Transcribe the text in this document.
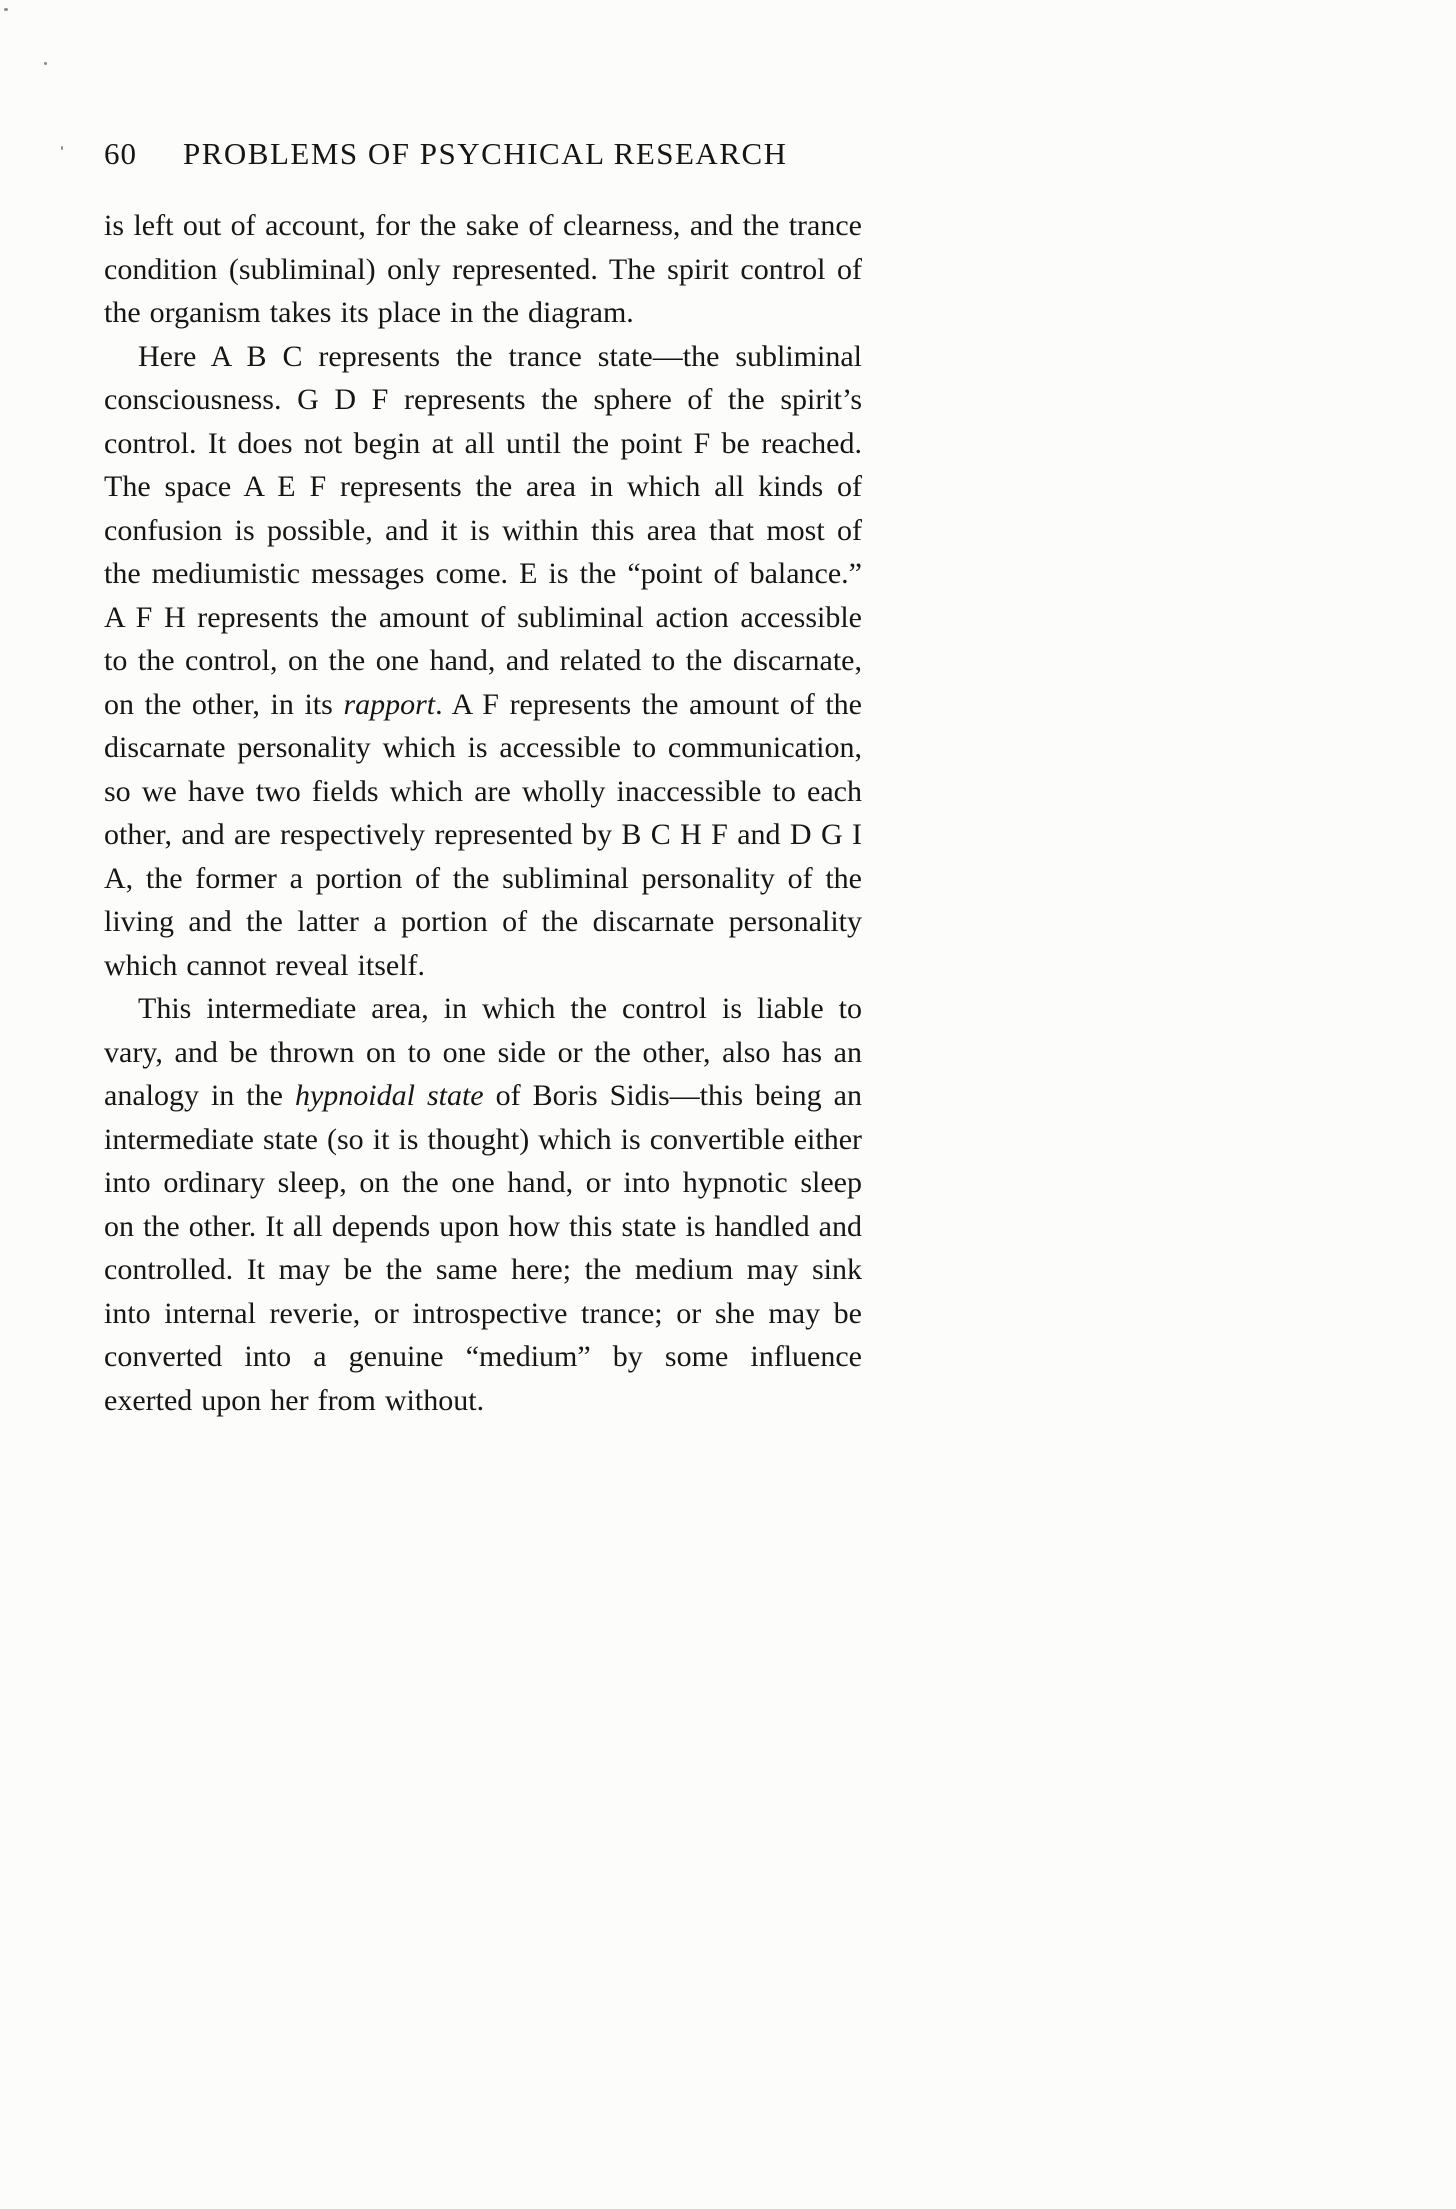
60 PROBLEMS OF PSYCHICAL RESEARCH

is left out of account, for the sake of clearness, and the trance condition (subliminal) only represented. The spirit control of the organism takes its place in the diagram.

Here A B C represents the trance state—the subliminal consciousness. G D F represents the sphere of the spirit’s control. It does not begin at all until the point F be reached. The space A E F represents the area in which all kinds of confusion is possible, and it is within this area that most of the mediumistic messages come. E is the “point of balance.” A F H represents the amount of subliminal action accessible to the control, on the one hand, and related to the discarnate, on the other, in its rapport. A F represents the amount of the discarnate personality which is accessible to communication, so we have two fields which are wholly inaccessible to each other, and are respectively represented by B C H F and D G I A, the former a portion of the subliminal personality of the living and the latter a portion of the discarnate personality which cannot reveal itself.

This intermediate area, in which the control is liable to vary, and be thrown on to one side or the other, also has an analogy in the hypnoidal state of Boris Sidis—this being an intermediate state (so it is thought) which is convertible either into ordinary sleep, on the one hand, or into hypnotic sleep on the other. It all depends upon how this state is handled and controlled. It may be the same here; the medium may sink into internal reverie, or introspective trance; or she may be converted into a genuine “medium” by some influence exerted upon her from without.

++++++

• **Written request**:
Write out each entry exactly as given, omitting any picture.

• **Finished exercise**:
Transcribe the text in this document.
60 PROBLEMS OF PSYCHICAL RESEARCH

is left out of account, for the sake of clearness, and the trance condition (subliminal) only represented. The spirit control of the organism takes its place in the diagram.

Here A B C represents the trance state—the subliminal consciousness. G D F represents the sphere of the spirit’s control. It does not begin at all until the point F be reached. The space A E F represents the area in which all kinds of confusion is possible, and it is within this area that most of the mediumistic messages come. E is the “point of balance.” A F H represents the amount of subliminal action accessible to the control, on the one hand, and related to the discarnate, on the other, in its rapport. A F represents the amount of the discarnate personality which is accessible to communication, so we have two fields which are wholly inaccessible to each other, and are respectively represented by B C H F and D G I A, the former a portion of the subliminal personality of the living and the latter a portion of the discarnate personality which cannot reveal itself.

This intermediate area, in which the control is liable to vary, and be thrown on to one side or the other, also has an analogy in the hypnoidal state of Boris Sidis—this being an intermediate state (so it is thought) which is convertible either into ordinary sleep, on the one hand, or into hypnotic sleep on the other. It all depends upon how this state is handled and controlled. It may be the same here; the medium may sink into internal reverie, or introspective trance; or she may be converted into a genuine “medium” by some influence exerted upon her from without.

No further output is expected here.